§ **GOAL**:
Reproduce every entry exactly, without alteration.
begin SUPPLIED MATERIAL
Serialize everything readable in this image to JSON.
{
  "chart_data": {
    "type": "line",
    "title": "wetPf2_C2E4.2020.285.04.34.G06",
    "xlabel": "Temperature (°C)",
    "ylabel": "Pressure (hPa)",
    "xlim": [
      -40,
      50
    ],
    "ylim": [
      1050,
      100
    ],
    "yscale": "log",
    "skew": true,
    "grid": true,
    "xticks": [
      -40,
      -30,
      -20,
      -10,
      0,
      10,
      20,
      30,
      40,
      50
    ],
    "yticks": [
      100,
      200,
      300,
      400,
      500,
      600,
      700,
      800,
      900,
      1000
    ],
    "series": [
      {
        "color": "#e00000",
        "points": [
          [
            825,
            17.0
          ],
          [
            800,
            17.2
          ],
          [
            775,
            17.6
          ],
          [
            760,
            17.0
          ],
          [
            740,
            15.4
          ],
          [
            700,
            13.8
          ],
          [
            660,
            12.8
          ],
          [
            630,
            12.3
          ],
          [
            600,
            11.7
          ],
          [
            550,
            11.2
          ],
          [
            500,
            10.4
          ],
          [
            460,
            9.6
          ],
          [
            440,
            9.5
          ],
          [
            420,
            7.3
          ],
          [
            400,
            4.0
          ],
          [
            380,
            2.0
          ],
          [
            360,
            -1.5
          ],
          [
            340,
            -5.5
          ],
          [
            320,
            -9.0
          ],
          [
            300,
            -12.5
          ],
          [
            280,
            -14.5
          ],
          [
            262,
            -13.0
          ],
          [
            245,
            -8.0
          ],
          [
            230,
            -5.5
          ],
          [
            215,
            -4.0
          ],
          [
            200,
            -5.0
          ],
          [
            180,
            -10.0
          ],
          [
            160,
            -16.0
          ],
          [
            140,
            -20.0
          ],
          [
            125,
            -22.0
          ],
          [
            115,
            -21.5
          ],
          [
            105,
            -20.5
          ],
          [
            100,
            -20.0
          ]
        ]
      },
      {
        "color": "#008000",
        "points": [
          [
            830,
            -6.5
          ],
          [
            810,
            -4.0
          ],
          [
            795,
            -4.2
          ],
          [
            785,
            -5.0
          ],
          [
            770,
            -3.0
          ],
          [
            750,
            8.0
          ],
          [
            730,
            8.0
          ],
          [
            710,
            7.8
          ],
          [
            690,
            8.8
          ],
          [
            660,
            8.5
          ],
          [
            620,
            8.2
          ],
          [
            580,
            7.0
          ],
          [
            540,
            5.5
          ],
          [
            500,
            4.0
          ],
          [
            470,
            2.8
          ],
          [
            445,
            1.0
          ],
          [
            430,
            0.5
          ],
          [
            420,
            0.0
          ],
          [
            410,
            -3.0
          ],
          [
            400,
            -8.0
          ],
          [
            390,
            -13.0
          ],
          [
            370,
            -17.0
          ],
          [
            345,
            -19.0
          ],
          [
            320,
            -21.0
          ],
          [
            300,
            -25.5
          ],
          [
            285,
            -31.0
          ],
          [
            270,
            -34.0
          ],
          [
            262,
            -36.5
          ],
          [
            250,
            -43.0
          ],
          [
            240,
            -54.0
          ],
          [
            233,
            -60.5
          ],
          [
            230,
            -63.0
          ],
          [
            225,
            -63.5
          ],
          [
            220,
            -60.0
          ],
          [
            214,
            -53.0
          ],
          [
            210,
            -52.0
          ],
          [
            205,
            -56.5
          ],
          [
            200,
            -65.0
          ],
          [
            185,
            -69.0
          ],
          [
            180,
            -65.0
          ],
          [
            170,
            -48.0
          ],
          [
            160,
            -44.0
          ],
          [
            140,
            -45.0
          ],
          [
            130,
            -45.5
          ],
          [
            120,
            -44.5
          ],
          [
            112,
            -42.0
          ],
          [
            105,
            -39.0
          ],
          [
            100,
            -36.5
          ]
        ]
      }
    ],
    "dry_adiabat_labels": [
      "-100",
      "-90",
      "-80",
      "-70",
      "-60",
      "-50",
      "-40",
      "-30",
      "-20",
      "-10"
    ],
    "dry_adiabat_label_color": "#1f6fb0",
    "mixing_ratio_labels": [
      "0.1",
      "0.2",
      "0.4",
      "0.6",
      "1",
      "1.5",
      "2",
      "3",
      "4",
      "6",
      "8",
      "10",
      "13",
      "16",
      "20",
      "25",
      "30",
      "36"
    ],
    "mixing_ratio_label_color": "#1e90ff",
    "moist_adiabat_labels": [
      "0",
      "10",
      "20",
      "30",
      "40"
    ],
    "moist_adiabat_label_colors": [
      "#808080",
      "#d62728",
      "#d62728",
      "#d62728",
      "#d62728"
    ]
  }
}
end SUPPLIED MATERIAL
§ **SOLUTION FOR THIS PROBLEM**:
Serialize everything readable in this image to JSON.
{
  "chart_data": {
    "type": "line",
    "title": "wetPf2_C2E4.2020.285.04.34.G06",
    "xlabel": "Temperature (°C)",
    "ylabel": "Pressure (hPa)",
    "xlim": [
      -40,
      50
    ],
    "ylim": [
      1050,
      100
    ],
    "yscale": "log",
    "skew": true,
    "grid": true,
    "xticks": [
      -40,
      -30,
      -20,
      -10,
      0,
      10,
      20,
      30,
      40,
      50
    ],
    "yticks": [
      100,
      200,
      300,
      400,
      500,
      600,
      700,
      800,
      900,
      1000
    ],
    "series": [
      {
        "color": "#e00000",
        "points": [
          [
            825,
            17.0
          ],
          [
            800,
            17.2
          ],
          [
            775,
            17.6
          ],
          [
            760,
            17.0
          ],
          [
            740,
            15.4
          ],
          [
            700,
            13.8
          ],
          [
            660,
            12.8
          ],
          [
            630,
            12.3
          ],
          [
            600,
            11.7
          ],
          [
            550,
            11.2
          ],
          [
            500,
            10.4
          ],
          [
            460,
            9.6
          ],
          [
            440,
            9.5
          ],
          [
            420,
            7.3
          ],
          [
            400,
            4.0
          ],
          [
            380,
            2.0
          ],
          [
            360,
            -1.5
          ],
          [
            340,
            -5.5
          ],
          [
            320,
            -9.0
          ],
          [
            300,
            -12.5
          ],
          [
            280,
            -14.5
          ],
          [
            262,
            -13.0
          ],
          [
            245,
            -8.0
          ],
          [
            230,
            -5.5
          ],
          [
            215,
            -4.0
          ],
          [
            200,
            -5.0
          ],
          [
            180,
            -10.0
          ],
          [
            160,
            -16.0
          ],
          [
            140,
            -20.0
          ],
          [
            125,
            -22.0
          ],
          [
            115,
            -21.5
          ],
          [
            105,
            -20.5
          ],
          [
            100,
            -20.0
          ]
        ]
      },
      {
        "color": "#008000",
        "points": [
          [
            830,
            -6.5
          ],
          [
            810,
            -4.0
          ],
          [
            795,
            -4.2
          ],
          [
            785,
            -5.0
          ],
          [
            770,
            -3.0
          ],
          [
            750,
            8.0
          ],
          [
            730,
            8.0
          ],
          [
            710,
            7.8
          ],
          [
            690,
            8.8
          ],
          [
            660,
            8.5
          ],
          [
            620,
            8.2
          ],
          [
            580,
            7.0
          ],
          [
            540,
            5.5
          ],
          [
            500,
            4.0
          ],
          [
            470,
            2.8
          ],
          [
            445,
            1.0
          ],
          [
            430,
            0.5
          ],
          [
            420,
            0.0
          ],
          [
            410,
            -3.0
          ],
          [
            400,
            -8.0
          ],
          [
            390,
            -13.0
          ],
          [
            370,
            -17.0
          ],
          [
            345,
            -19.0
          ],
          [
            320,
            -21.0
          ],
          [
            300,
            -25.5
          ],
          [
            285,
            -31.0
          ],
          [
            270,
            -34.0
          ],
          [
            262,
            -36.5
          ],
          [
            250,
            -43.0
          ],
          [
            240,
            -54.0
          ],
          [
            233,
            -60.5
          ],
          [
            230,
            -63.0
          ],
          [
            225,
            -63.5
          ],
          [
            220,
            -60.0
          ],
          [
            214,
            -53.0
          ],
          [
            210,
            -52.0
          ],
          [
            205,
            -56.5
          ],
          [
            200,
            -65.0
          ],
          [
            185,
            -69.0
          ],
          [
            180,
            -65.0
          ],
          [
            170,
            -48.0
          ],
          [
            160,
            -44.0
          ],
          [
            140,
            -45.0
          ],
          [
            130,
            -45.5
          ],
          [
            120,
            -44.5
          ],
          [
            112,
            -42.0
          ],
          [
            105,
            -39.0
          ],
          [
            100,
            -36.5
          ]
        ]
      }
    ],
    "dry_adiabat_labels": [
      "-100",
      "-90",
      "-80",
      "-70",
      "-60",
      "-50",
      "-40",
      "-30",
      "-20",
      "-10"
    ],
    "dry_adiabat_label_color": "#1f6fb0",
    "mixing_ratio_labels": [
      "0.1",
      "0.2",
      "0.4",
      "0.6",
      "1",
      "1.5",
      "2",
      "3",
      "4",
      "6",
      "8",
      "10",
      "13",
      "16",
      "20",
      "25",
      "30",
      "36"
    ],
    "mixing_ratio_label_color": "#1e90ff",
    "moist_adiabat_labels": [
      "0",
      "10",
      "20",
      "30",
      "40"
    ],
    "moist_adiabat_label_colors": [
      "#808080",
      "#d62728",
      "#d62728",
      "#d62728",
      "#d62728"
    ]
  }
}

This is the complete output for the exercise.